• [Document excerpt]
September 20, 2014

STOP AND THINK - Happiness is to take up the struggle in the midst of the raging storm and not to pluck the lute in the moonlight or recite poetry among the blossoms. (Ding Ling, 20th century Chinese author)

Just as genuine love is not spooning by the lagoon under the moon in June, so real happiness is not simply enjoying the pleasant things of life. Love is actively working for others’ benefit. So happiness is to be found in actively working for good in the midst of opposition and struggles. Don’t give up when difficulties come. Work hard in spite of them and be happy.

The Apostle Paul, “I delight in weaknesses, in insults, in hardships, in persecutions, in difficulties. For when I am weak, then I am strong. (2 Corinthians 12:10)

September 19, 2014

STOP AND THINK - We plan for happiness, but we’re formed by suffering. (David Brooks, cultural commentator)

Suffering and happiness don’t seem to belong in the same sentence. How can we suffer and, at the same time, be happy? The answer lies in thinking beyond the physical to the spiritual. For the most part, it’s not the joyful experiences of life that mold us, it’s the tough times, the struggles. We can be happy that trials have built our character, have made us what we are.

Now for a little while you may have had to suffer grief in all kinds of trials . . .  so that the proven genuineness of your faith—of greater worth than gold . . . may result in praise, glory and honor. (1 Peter 1:6-7)

[Records from a data source]
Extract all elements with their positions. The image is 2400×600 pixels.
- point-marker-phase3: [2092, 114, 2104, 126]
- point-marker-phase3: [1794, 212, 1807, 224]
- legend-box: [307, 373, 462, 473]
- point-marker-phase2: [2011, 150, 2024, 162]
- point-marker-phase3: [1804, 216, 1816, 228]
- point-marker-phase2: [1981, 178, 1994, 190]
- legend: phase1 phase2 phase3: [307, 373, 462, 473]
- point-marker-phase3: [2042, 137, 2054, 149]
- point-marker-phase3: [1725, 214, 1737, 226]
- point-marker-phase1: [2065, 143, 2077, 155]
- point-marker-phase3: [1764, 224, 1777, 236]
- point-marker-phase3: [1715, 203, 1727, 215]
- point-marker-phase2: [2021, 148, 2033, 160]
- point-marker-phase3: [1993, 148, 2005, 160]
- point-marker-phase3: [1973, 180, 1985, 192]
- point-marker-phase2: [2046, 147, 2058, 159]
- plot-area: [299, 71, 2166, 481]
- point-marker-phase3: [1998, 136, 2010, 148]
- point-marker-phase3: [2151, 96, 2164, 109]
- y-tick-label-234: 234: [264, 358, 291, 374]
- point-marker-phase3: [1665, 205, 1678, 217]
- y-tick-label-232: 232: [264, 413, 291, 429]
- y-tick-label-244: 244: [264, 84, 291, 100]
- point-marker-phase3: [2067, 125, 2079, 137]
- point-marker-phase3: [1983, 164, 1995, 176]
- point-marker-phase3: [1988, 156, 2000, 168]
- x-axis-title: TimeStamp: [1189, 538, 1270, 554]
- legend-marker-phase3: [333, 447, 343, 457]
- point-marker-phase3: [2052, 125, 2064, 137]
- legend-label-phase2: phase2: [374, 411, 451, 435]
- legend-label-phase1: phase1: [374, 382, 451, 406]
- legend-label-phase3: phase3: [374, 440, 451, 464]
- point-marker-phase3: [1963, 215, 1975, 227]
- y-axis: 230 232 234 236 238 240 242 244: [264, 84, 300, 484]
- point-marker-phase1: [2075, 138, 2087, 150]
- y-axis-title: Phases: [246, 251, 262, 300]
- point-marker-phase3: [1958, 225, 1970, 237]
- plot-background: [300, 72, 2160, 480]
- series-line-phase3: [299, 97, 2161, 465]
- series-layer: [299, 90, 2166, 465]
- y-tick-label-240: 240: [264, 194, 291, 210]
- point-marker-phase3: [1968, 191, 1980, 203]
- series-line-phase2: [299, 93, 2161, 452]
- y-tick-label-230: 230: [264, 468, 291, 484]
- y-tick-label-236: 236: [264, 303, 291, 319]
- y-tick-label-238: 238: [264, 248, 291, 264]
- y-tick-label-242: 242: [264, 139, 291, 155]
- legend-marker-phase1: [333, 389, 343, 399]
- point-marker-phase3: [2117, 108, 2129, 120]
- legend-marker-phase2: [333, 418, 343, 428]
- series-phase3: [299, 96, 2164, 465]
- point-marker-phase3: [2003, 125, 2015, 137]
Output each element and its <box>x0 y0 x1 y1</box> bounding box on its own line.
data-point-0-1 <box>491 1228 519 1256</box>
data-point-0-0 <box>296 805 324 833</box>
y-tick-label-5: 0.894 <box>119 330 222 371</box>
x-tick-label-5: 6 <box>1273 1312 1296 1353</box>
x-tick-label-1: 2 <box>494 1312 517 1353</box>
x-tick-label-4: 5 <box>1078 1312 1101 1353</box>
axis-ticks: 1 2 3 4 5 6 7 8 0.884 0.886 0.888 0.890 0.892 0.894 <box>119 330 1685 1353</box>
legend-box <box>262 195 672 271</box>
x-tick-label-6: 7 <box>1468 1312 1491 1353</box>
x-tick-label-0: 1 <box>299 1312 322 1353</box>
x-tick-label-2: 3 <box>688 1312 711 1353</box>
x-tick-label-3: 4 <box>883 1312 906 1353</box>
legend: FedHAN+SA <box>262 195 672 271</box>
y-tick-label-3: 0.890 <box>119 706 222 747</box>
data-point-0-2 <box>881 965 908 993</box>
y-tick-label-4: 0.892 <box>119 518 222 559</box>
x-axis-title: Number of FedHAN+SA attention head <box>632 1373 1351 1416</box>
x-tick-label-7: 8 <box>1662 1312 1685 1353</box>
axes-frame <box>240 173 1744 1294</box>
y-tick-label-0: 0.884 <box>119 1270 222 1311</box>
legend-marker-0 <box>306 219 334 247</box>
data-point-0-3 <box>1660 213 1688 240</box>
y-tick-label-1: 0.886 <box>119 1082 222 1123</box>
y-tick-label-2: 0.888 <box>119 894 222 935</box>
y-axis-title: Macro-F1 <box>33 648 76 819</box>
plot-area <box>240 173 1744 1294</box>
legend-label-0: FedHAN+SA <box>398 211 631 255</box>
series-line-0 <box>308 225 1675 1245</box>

• [Task goal]
Answer these questions about the devotional entries above:
(a) How does the September 20 entry identify Ding Ling?
(b) What description accompanies David Brooks's name in the September 19 entry?
(c) Which scripture reference is cited at the end of the September 19 entry?

• [Solution]
(a) As a 20th century Chinese author.
(b) Cultural commentator.
(c) 1 Peter 1:6-7.